PROVIDED INFORMATION:
#####

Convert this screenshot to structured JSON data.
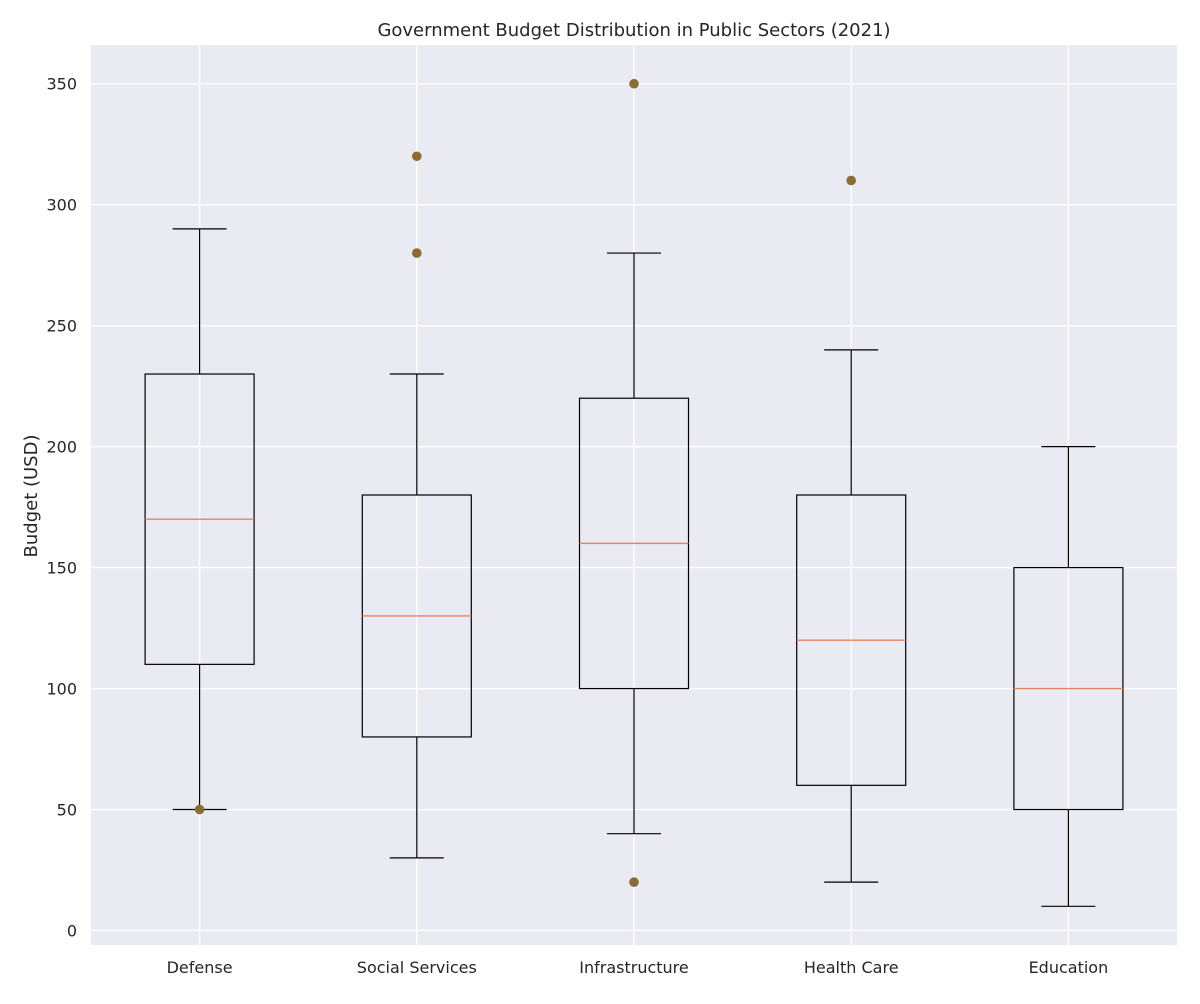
{
  "chart_data": {
    "type": "boxplot",
    "title": "Government Budget Distribution in Public Sectors (2021)",
    "xlabel": "",
    "ylabel": "Budget (USD)",
    "ylim": [
      -6,
      366
    ],
    "yticks": [
      0,
      50,
      100,
      150,
      200,
      250,
      300,
      350
    ],
    "grid": true,
    "colors": {
      "background": "#eaeaf2",
      "grid": "#ffffff",
      "box": "#000000",
      "median": "#e6845e",
      "outlier": "#8c6d31"
    },
    "categories": [
      "Defense",
      "Social Services",
      "Infrastructure",
      "Health Care",
      "Education"
    ],
    "boxes": [
      {
        "label": "Defense",
        "whisker_low": 50,
        "q1": 110,
        "median": 170,
        "q3": 230,
        "whisker_high": 290,
        "outliers": [
          50
        ]
      },
      {
        "label": "Social Services",
        "whisker_low": 30,
        "q1": 80,
        "median": 130,
        "q3": 180,
        "whisker_high": 230,
        "outliers": [
          280,
          320
        ]
      },
      {
        "label": "Infrastructure",
        "whisker_low": 40,
        "q1": 100,
        "median": 160,
        "q3": 220,
        "whisker_high": 280,
        "outliers": [
          20,
          350
        ]
      },
      {
        "label": "Health Care",
        "whisker_low": 20,
        "q1": 60,
        "median": 120,
        "q3": 180,
        "whisker_high": 240,
        "outliers": [
          310
        ]
      },
      {
        "label": "Education",
        "whisker_low": 10,
        "q1": 50,
        "median": 100,
        "q3": 150,
        "whisker_high": 200,
        "outliers": []
      }
    ]
  }
}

#####

REQUEST: Exclude the pictures and transcribe all of the entries exactly.

THE REPLY:
Convert this screenshot to structured JSON data.
{
  "chart_data": {
    "type": "boxplot",
    "title": "Government Budget Distribution in Public Sectors (2021)",
    "xlabel": "",
    "ylabel": "Budget (USD)",
    "ylim": [
      -6,
      366
    ],
    "yticks": [
      0,
      50,
      100,
      150,
      200,
      250,
      300,
      350
    ],
    "grid": true,
    "colors": {
      "background": "#eaeaf2",
      "grid": "#ffffff",
      "box": "#000000",
      "median": "#e6845e",
      "outlier": "#8c6d31"
    },
    "categories": [
      "Defense",
      "Social Services",
      "Infrastructure",
      "Health Care",
      "Education"
    ],
    "boxes": [
      {
        "label": "Defense",
        "whisker_low": 50,
        "q1": 110,
        "median": 170,
        "q3": 230,
        "whisker_high": 290,
        "outliers": [
          50
        ]
      },
      {
        "label": "Social Services",
        "whisker_low": 30,
        "q1": 80,
        "median": 130,
        "q3": 180,
        "whisker_high": 230,
        "outliers": [
          280,
          320
        ]
      },
      {
        "label": "Infrastructure",
        "whisker_low": 40,
        "q1": 100,
        "median": 160,
        "q3": 220,
        "whisker_high": 280,
        "outliers": [
          20,
          350
        ]
      },
      {
        "label": "Health Care",
        "whisker_low": 20,
        "q1": 60,
        "median": 120,
        "q3": 180,
        "whisker_high": 240,
        "outliers": [
          310
        ]
      },
      {
        "label": "Education",
        "whisker_low": 10,
        "q1": 50,
        "median": 100,
        "q3": 150,
        "whisker_high": 200,
        "outliers": []
      }
    ]
  }
}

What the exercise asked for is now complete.